▶ **Stored entries**
-.-.-
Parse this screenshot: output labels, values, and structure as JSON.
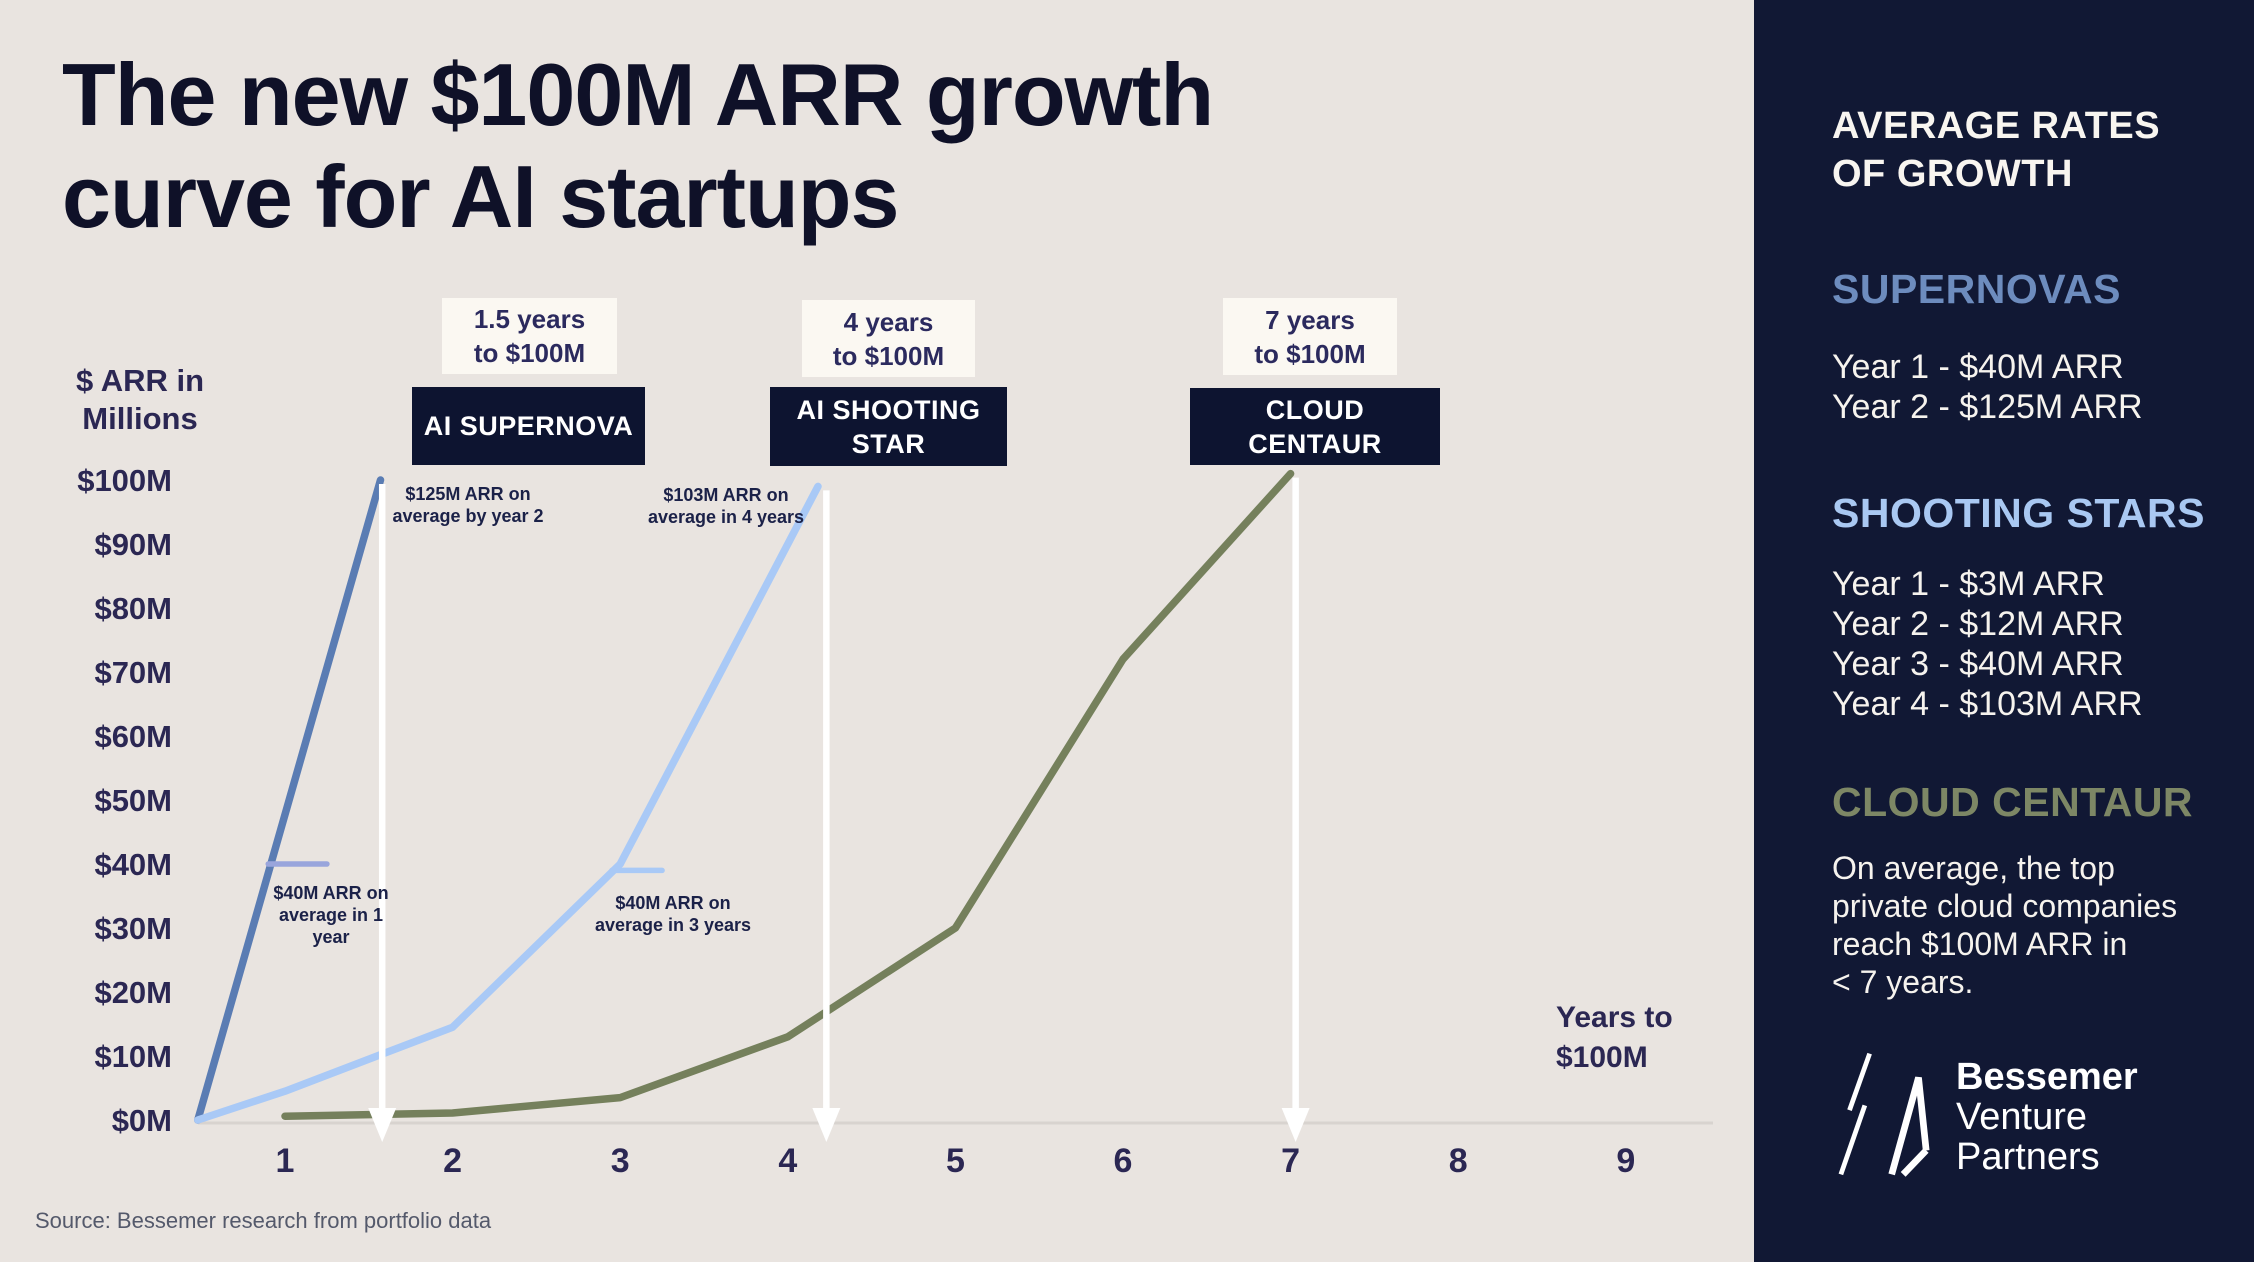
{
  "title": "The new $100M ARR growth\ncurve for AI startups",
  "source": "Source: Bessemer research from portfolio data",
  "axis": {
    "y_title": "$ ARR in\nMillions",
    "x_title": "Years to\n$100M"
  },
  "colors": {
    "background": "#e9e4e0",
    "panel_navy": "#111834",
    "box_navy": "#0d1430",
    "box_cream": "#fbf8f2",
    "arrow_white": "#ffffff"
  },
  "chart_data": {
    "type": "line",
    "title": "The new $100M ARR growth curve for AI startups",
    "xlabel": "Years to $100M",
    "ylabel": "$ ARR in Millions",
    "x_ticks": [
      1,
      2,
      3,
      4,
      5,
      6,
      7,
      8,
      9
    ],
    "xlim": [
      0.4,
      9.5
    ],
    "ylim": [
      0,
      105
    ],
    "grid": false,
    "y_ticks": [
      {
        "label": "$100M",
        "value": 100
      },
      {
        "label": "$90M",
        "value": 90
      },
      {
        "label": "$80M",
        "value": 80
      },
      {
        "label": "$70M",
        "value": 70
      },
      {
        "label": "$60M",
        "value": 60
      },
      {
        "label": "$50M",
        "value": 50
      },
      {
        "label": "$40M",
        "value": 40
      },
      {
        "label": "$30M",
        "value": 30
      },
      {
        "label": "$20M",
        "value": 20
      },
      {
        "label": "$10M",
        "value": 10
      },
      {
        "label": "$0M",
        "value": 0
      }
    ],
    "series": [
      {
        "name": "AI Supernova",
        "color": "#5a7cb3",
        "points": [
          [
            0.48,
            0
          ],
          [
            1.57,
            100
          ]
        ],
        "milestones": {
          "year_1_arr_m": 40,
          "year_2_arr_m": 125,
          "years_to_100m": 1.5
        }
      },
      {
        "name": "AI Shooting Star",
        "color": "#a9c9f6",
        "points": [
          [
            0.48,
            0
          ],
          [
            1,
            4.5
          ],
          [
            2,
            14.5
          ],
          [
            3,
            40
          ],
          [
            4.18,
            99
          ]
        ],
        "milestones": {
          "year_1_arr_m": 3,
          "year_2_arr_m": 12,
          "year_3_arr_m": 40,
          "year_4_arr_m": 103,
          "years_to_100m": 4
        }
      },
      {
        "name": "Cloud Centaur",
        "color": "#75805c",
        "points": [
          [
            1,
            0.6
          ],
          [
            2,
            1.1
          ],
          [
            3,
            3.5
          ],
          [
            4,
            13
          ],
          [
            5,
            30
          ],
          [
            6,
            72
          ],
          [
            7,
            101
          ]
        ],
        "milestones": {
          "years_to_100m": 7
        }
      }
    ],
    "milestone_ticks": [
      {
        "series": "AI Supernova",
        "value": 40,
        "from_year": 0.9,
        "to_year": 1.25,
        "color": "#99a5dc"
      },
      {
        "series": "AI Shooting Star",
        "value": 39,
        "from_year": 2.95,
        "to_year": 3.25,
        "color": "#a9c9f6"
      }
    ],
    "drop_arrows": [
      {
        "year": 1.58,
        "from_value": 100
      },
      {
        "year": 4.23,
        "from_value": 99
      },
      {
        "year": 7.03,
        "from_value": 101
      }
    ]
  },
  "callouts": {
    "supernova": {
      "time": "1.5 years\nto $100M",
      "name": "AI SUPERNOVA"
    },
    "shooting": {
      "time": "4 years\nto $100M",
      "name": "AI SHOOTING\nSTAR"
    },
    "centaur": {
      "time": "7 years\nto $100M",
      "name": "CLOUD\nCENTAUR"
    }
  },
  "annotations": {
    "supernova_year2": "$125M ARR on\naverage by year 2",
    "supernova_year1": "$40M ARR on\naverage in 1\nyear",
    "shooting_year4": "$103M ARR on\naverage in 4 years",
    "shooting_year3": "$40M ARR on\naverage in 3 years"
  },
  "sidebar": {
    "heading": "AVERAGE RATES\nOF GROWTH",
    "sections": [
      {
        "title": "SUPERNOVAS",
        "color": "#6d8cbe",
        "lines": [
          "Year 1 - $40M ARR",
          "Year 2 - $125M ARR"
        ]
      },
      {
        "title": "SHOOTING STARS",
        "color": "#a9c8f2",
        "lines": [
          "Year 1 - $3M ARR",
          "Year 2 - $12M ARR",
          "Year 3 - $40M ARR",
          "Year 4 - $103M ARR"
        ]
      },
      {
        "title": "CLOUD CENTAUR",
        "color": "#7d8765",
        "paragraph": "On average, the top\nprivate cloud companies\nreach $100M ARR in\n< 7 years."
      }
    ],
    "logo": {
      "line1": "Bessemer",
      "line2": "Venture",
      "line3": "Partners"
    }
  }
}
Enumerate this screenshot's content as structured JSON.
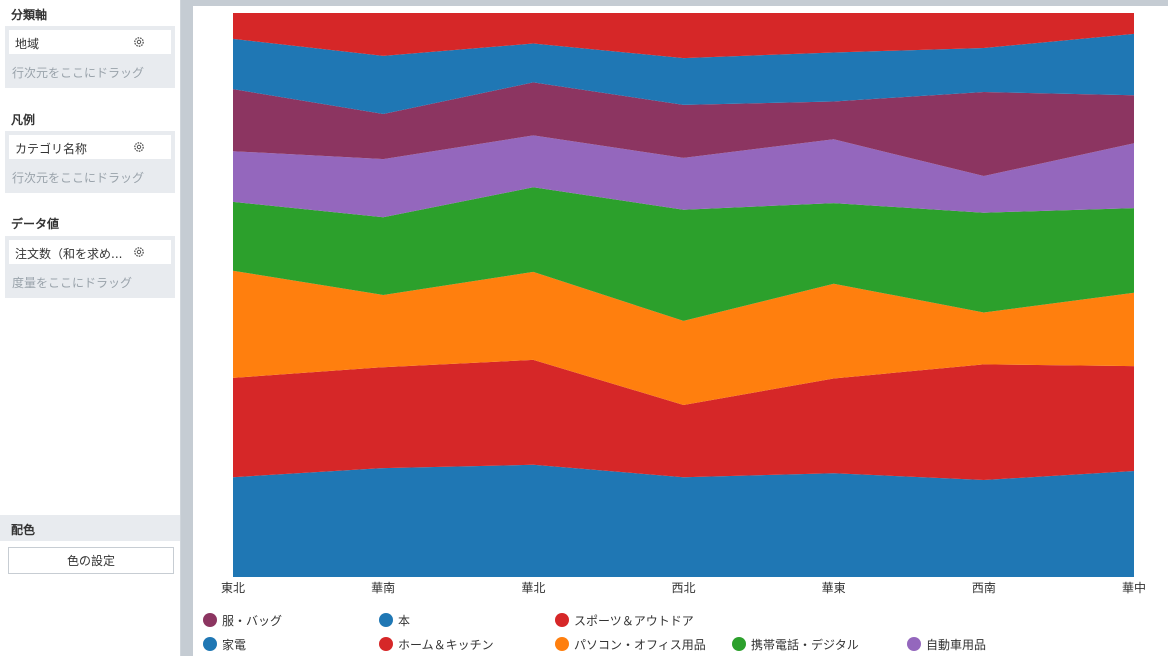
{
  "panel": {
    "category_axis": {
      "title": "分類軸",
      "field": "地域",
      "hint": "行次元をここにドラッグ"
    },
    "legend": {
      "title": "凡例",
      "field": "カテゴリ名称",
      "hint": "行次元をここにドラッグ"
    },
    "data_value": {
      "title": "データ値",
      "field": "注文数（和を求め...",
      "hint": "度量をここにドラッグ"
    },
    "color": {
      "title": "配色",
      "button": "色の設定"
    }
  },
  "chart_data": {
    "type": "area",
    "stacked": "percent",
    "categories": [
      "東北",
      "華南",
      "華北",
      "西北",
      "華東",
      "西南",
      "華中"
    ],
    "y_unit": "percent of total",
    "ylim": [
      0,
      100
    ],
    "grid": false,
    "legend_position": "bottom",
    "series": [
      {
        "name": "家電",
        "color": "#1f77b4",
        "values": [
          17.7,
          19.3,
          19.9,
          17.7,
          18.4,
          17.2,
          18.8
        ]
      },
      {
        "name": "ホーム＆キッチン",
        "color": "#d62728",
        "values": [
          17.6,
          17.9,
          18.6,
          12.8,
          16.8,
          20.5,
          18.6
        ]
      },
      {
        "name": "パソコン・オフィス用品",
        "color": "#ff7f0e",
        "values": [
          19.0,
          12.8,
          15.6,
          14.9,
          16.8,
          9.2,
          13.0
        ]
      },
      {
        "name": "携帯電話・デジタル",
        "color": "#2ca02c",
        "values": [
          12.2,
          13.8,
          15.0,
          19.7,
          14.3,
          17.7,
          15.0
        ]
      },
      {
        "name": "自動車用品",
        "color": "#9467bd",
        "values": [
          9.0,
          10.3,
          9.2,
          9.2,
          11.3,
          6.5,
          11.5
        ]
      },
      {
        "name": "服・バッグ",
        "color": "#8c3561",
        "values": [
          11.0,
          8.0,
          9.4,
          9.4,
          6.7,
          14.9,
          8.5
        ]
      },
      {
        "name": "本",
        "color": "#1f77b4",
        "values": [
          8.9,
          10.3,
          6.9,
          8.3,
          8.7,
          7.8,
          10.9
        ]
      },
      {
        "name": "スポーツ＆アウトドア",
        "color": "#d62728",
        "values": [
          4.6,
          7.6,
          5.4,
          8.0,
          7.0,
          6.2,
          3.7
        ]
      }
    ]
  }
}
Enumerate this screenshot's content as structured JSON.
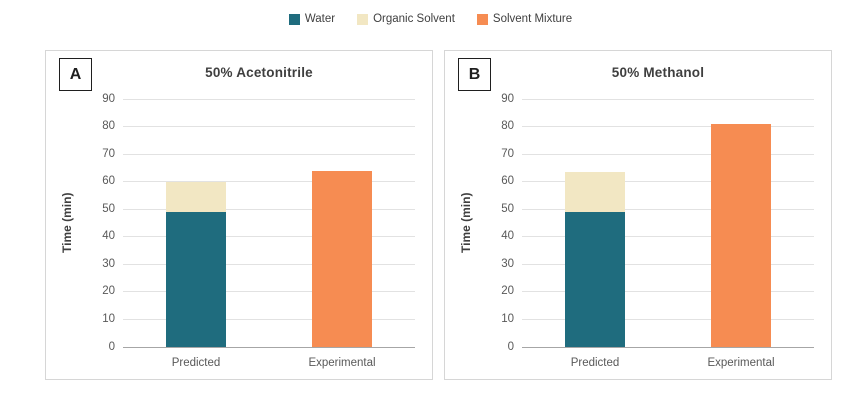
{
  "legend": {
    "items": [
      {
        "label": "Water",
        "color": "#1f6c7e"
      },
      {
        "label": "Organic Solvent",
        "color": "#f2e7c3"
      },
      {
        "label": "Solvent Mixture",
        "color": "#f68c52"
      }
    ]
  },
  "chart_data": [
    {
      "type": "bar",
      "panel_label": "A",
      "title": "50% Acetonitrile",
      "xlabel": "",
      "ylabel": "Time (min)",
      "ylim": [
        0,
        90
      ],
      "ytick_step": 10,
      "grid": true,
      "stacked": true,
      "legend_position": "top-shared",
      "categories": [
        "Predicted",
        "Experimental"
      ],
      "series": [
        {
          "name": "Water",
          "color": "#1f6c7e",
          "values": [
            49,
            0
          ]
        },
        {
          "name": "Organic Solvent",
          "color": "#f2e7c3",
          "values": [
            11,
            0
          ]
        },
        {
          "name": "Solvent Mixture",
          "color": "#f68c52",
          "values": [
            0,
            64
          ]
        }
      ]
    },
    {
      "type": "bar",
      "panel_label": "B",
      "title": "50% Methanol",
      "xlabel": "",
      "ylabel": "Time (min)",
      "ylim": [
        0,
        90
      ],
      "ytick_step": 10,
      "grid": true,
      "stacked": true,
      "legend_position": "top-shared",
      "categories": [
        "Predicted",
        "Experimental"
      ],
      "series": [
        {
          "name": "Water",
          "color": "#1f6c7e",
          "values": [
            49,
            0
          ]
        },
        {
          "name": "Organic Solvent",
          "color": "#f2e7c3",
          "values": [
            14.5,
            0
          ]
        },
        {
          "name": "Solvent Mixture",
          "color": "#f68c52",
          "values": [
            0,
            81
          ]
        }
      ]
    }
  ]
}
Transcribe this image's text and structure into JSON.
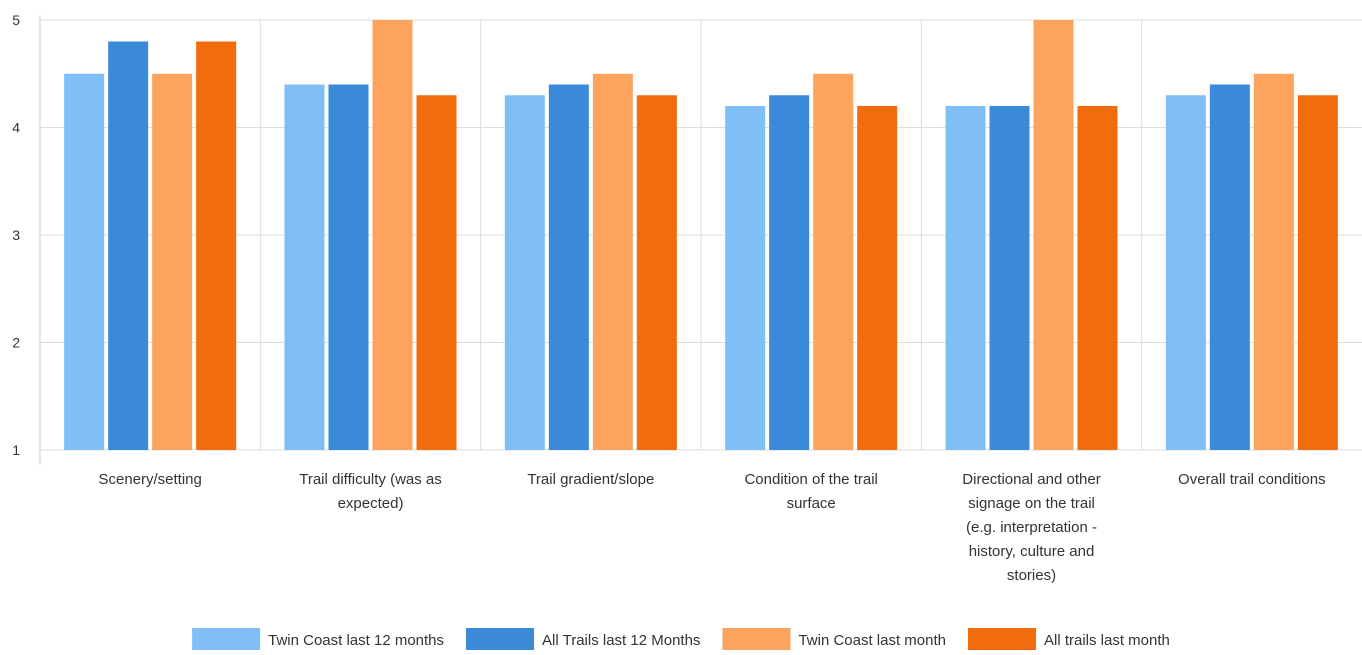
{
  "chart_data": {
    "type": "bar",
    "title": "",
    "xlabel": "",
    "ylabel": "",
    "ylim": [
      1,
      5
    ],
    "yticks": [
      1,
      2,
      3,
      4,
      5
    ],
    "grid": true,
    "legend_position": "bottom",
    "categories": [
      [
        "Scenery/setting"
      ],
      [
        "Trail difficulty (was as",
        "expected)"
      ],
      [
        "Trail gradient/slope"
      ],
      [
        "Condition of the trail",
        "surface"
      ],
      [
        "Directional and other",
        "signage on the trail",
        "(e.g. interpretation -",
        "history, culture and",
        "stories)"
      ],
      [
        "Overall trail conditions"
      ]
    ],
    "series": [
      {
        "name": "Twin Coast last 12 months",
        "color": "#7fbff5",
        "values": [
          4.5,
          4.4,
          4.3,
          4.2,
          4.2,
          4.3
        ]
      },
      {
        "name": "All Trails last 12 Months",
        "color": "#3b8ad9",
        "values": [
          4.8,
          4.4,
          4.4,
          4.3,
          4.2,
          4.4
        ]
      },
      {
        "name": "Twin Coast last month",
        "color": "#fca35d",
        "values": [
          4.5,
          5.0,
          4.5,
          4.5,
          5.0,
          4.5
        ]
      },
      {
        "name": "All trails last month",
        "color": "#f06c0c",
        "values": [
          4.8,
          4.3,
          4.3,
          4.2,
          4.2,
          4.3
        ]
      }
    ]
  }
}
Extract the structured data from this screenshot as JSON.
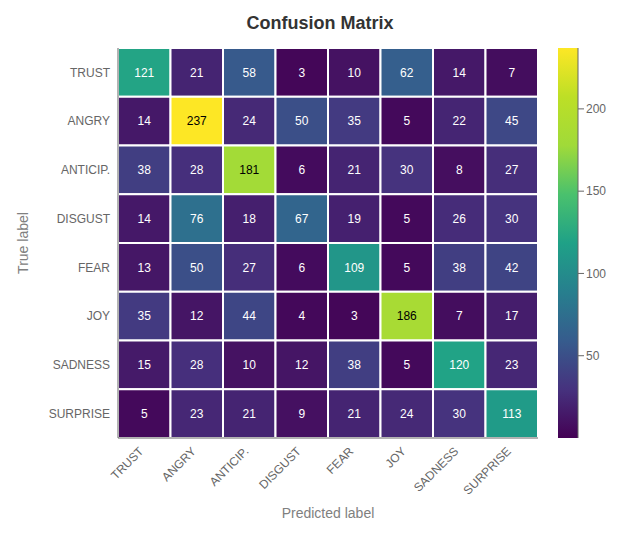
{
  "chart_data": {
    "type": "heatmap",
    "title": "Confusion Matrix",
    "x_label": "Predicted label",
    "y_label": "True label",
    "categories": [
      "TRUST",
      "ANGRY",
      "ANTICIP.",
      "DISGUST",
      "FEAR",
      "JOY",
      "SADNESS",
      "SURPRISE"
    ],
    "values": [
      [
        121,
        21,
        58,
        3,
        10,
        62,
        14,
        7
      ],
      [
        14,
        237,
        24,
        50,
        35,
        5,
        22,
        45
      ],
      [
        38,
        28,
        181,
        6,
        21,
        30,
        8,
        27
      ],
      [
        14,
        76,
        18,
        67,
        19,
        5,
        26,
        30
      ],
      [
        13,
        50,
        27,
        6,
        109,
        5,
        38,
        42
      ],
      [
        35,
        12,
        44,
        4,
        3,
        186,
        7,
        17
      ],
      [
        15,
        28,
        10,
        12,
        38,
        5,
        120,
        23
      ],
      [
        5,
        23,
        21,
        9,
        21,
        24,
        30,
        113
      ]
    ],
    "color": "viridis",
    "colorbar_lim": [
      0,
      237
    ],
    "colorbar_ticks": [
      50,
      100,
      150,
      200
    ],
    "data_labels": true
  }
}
-.-.-
Filter out all lines lacking the word "Coast" and copy the rest.

▶ **CORRECT RESPONSE**
        "name": "Twin Coast last 12 months",
        "name": "Twin Coast last month",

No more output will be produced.